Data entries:
== == ==

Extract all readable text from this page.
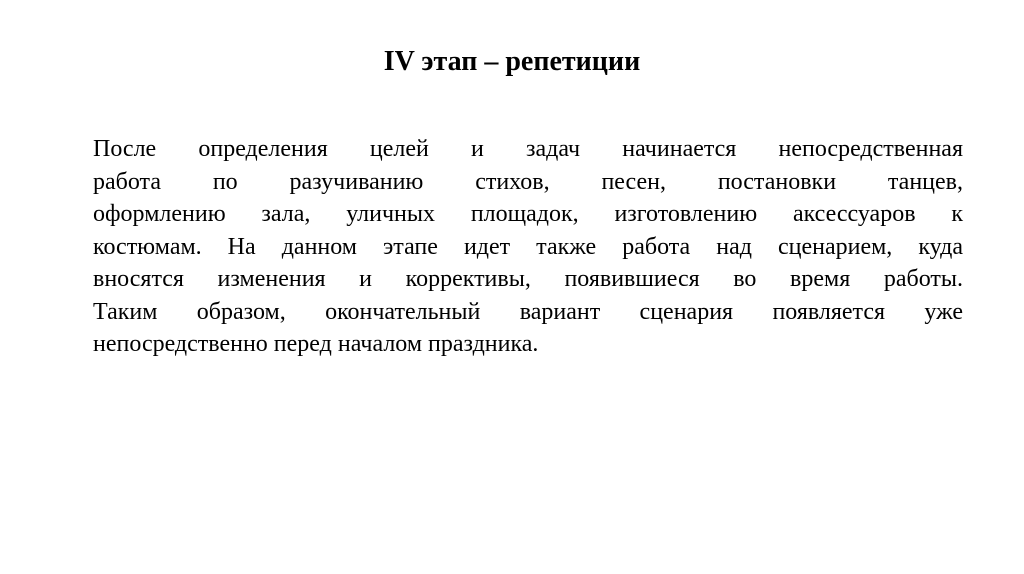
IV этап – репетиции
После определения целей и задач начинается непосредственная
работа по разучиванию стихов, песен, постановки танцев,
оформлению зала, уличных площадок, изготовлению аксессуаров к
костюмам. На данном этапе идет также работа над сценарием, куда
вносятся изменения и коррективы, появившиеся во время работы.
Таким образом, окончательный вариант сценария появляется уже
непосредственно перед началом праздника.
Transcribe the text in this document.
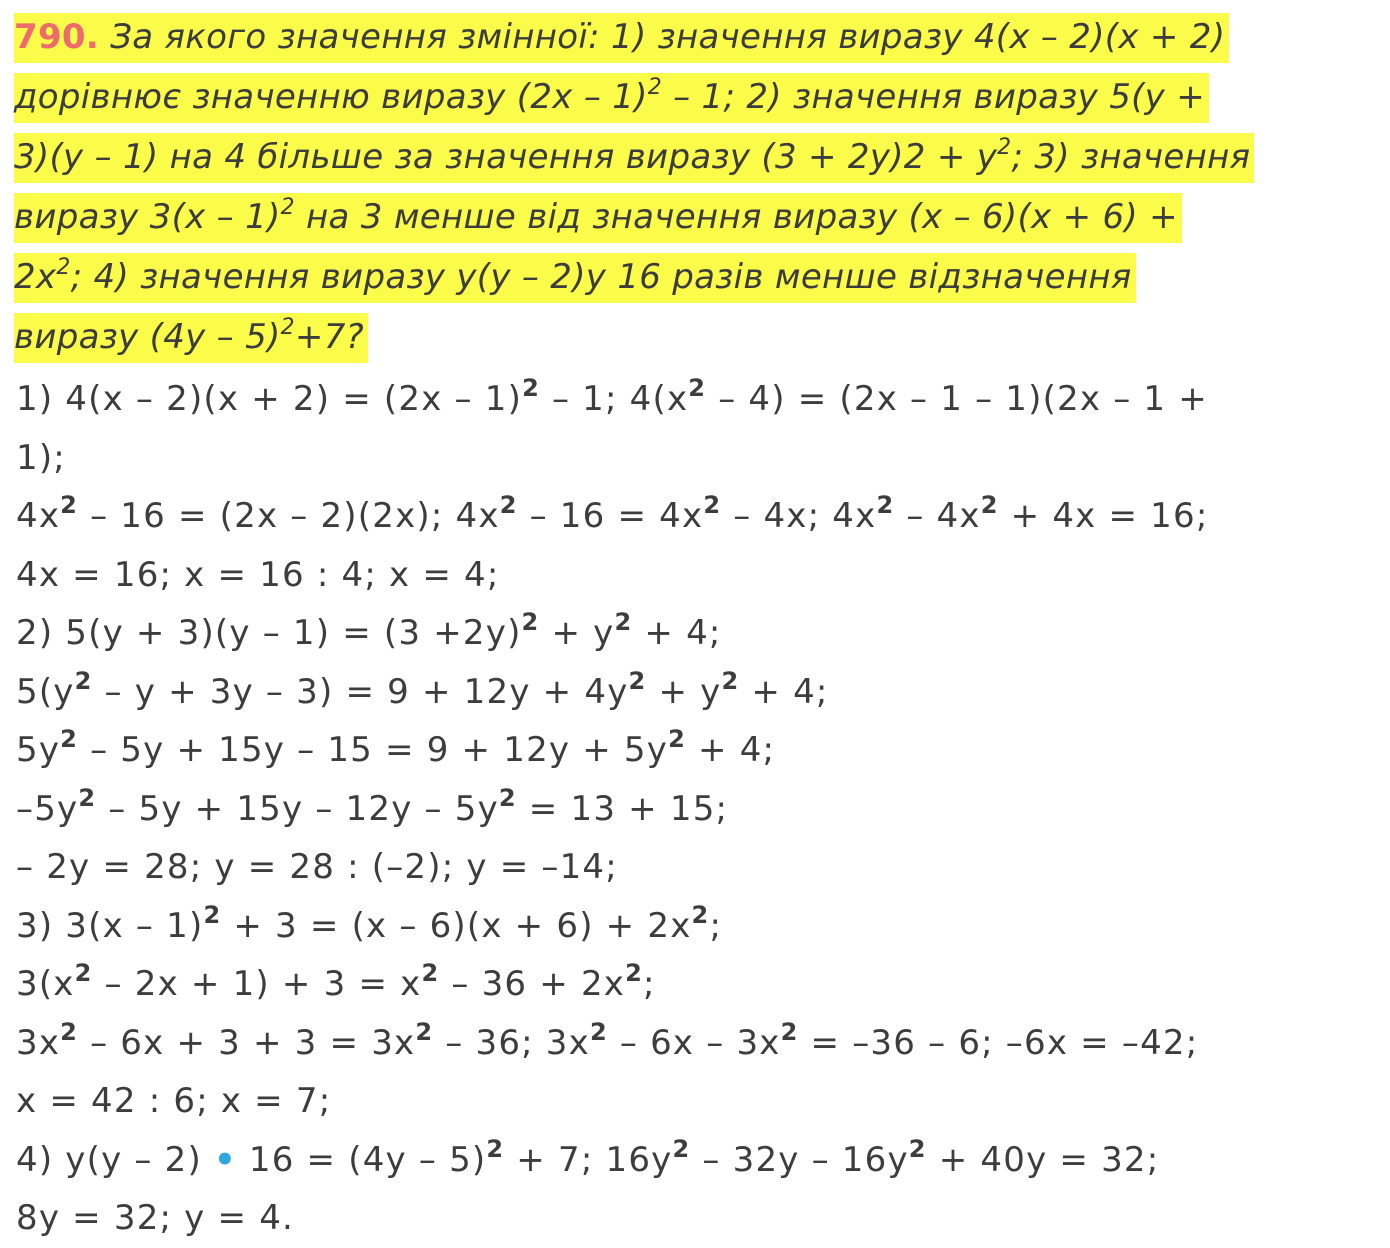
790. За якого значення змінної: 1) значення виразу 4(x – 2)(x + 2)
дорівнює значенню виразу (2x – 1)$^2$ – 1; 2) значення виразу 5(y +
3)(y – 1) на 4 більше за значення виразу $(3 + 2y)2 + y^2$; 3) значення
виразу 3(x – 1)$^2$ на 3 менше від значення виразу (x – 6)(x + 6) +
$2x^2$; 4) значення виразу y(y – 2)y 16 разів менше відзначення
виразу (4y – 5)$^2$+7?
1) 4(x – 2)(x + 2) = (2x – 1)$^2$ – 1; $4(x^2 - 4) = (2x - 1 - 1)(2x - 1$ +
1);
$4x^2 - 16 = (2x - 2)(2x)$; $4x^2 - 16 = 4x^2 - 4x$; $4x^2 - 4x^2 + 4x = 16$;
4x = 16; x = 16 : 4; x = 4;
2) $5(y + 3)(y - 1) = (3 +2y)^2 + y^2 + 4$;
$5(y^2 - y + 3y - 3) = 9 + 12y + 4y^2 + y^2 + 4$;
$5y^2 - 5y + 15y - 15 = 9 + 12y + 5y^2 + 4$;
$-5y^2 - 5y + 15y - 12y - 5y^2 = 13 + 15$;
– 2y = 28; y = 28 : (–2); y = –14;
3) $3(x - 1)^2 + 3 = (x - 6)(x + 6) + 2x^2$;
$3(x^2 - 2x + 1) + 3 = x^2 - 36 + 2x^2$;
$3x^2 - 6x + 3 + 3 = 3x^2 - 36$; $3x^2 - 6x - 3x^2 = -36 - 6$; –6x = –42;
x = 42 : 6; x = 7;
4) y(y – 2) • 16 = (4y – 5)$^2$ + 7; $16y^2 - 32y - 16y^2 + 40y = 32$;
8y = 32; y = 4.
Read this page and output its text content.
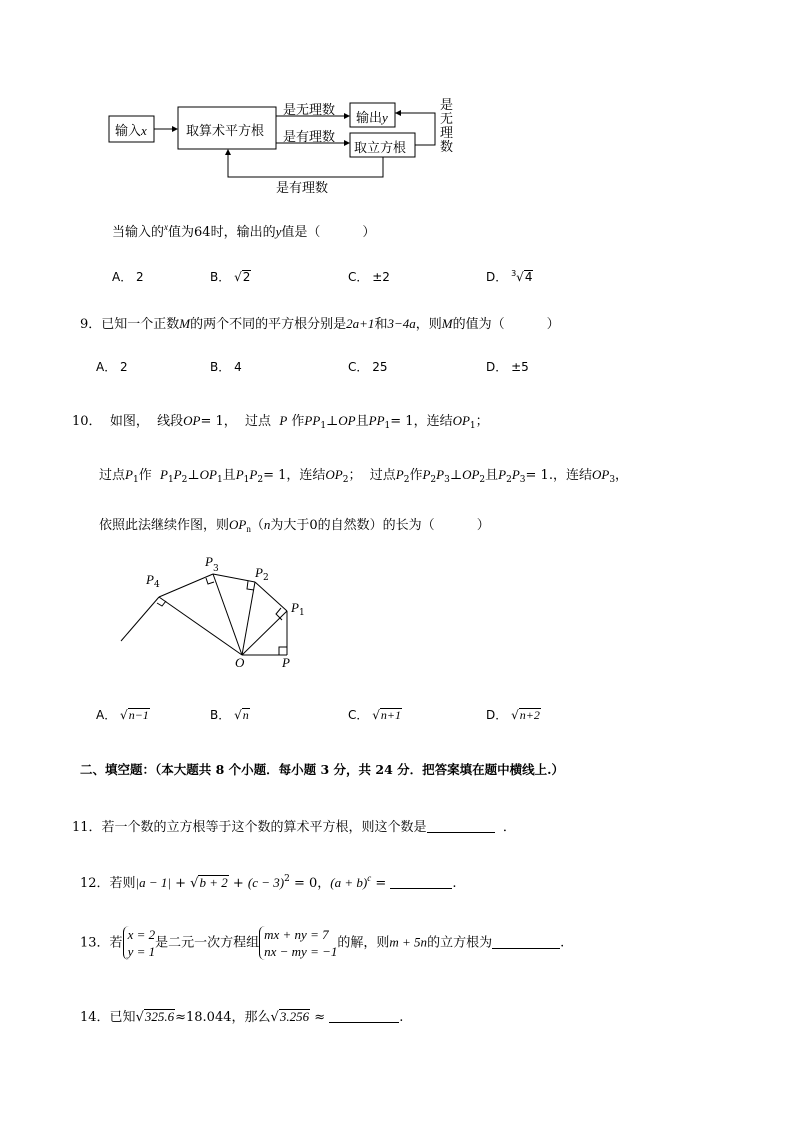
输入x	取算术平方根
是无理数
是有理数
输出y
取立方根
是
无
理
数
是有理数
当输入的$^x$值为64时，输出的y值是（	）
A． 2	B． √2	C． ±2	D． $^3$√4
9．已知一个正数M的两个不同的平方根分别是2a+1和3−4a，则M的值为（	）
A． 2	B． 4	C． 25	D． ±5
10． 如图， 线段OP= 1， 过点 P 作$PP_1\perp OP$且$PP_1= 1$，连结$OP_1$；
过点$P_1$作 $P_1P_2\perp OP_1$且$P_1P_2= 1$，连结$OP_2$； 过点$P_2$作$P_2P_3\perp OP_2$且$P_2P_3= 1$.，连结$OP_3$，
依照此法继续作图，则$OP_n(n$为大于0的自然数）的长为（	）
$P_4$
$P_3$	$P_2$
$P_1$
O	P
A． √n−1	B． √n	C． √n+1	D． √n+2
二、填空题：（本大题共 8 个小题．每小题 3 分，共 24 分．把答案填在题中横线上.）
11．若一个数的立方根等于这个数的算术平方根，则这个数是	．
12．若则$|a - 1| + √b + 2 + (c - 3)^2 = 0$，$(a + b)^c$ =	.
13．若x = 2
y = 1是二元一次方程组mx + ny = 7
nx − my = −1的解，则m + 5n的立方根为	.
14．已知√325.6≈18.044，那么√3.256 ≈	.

== == ==

TASK BRIEF -
Quote exactly, and only, the lines from the line containing "Transcribe the text in this document." through the final line of the records above, both included, omitting any pictures.

REPLY TO THE TASK -
Transcribe the text in this document.
790. За якого значення змінної: 1) значення виразу 4(x – 2)(x + 2)
дорівнює значенню виразу (2x – 1)$^2$ – 1; 2) значення виразу 5(y +
3)(y – 1) на 4 більше за значення виразу $(3 + 2y)2 + y^2$; 3) значення
виразу 3(x – 1)$^2$ на 3 менше від значення виразу (x – 6)(x + 6) +
$2x^2$; 4) значення виразу y(y – 2)y 16 разів менше відзначення
виразу (4y – 5)$^2$+7?
1) 4(x – 2)(x + 2) = (2x – 1)$^2$ – 1; $4(x^2 - 4) = (2x - 1 - 1)(2x - 1$ +
1);
$4x^2 - 16 = (2x - 2)(2x)$; $4x^2 - 16 = 4x^2 - 4x$; $4x^2 - 4x^2 + 4x = 16$;
4x = 16; x = 16 : 4; x = 4;
2) $5(y + 3)(y - 1) = (3 +2y)^2 + y^2 + 4$;
$5(y^2 - y + 3y - 3) = 9 + 12y + 4y^2 + y^2 + 4$;
$5y^2 - 5y + 15y - 15 = 9 + 12y + 5y^2 + 4$;
$-5y^2 - 5y + 15y - 12y - 5y^2 = 13 + 15$;
– 2y = 28; y = 28 : (–2); y = –14;
3) $3(x - 1)^2 + 3 = (x - 6)(x + 6) + 2x^2$;
$3(x^2 - 2x + 1) + 3 = x^2 - 36 + 2x^2$;
$3x^2 - 6x + 3 + 3 = 3x^2 - 36$; $3x^2 - 6x - 3x^2 = -36 - 6$; –6x = –42;
x = 42 : 6; x = 7;
4) y(y – 2) • 16 = (4y – 5)$^2$ + 7; $16y^2 - 32y - 16y^2 + 40y = 32$;
8y = 32; y = 4.
Read this page and output its text content.
输入x	取算术平方根
是无理数
是有理数
输出y
取立方根
是
无
理
数
是有理数
当输入的$^x$值为64时，输出的y值是（	）
A． 2	B． √2	C． ±2	D． $^3$√4
9．已知一个正数M的两个不同的平方根分别是2a+1和3−4a，则M的值为（	）
A． 2	B． 4	C． 25	D． ±5
10． 如图， 线段OP= 1， 过点 P 作$PP_1\perp OP$且$PP_1= 1$，连结$OP_1$；
过点$P_1$作 $P_1P_2\perp OP_1$且$P_1P_2= 1$，连结$OP_2$； 过点$P_2$作$P_2P_3\perp OP_2$且$P_2P_3= 1$.，连结$OP_3$，
依照此法继续作图，则$OP_n(n$为大于0的自然数）的长为（	）
$P_4$
$P_3$	$P_2$
$P_1$
O	P
A． √n−1	B． √n	C． √n+1	D． √n+2
二、填空题：（本大题共 8 个小题．每小题 3 分，共 24 分．把答案填在题中横线上.）
11．若一个数的立方根等于这个数的算术平方根，则这个数是	．
12．若则$|a - 1| + √b + 2 + (c - 3)^2 = 0$，$(a + b)^c$ =	.
13．若x = 2
y = 1是二元一次方程组mx + ny = 7
nx − my = −1的解，则m + 5n的立方根为	.
14．已知√325.6≈18.044，那么√3.256 ≈	.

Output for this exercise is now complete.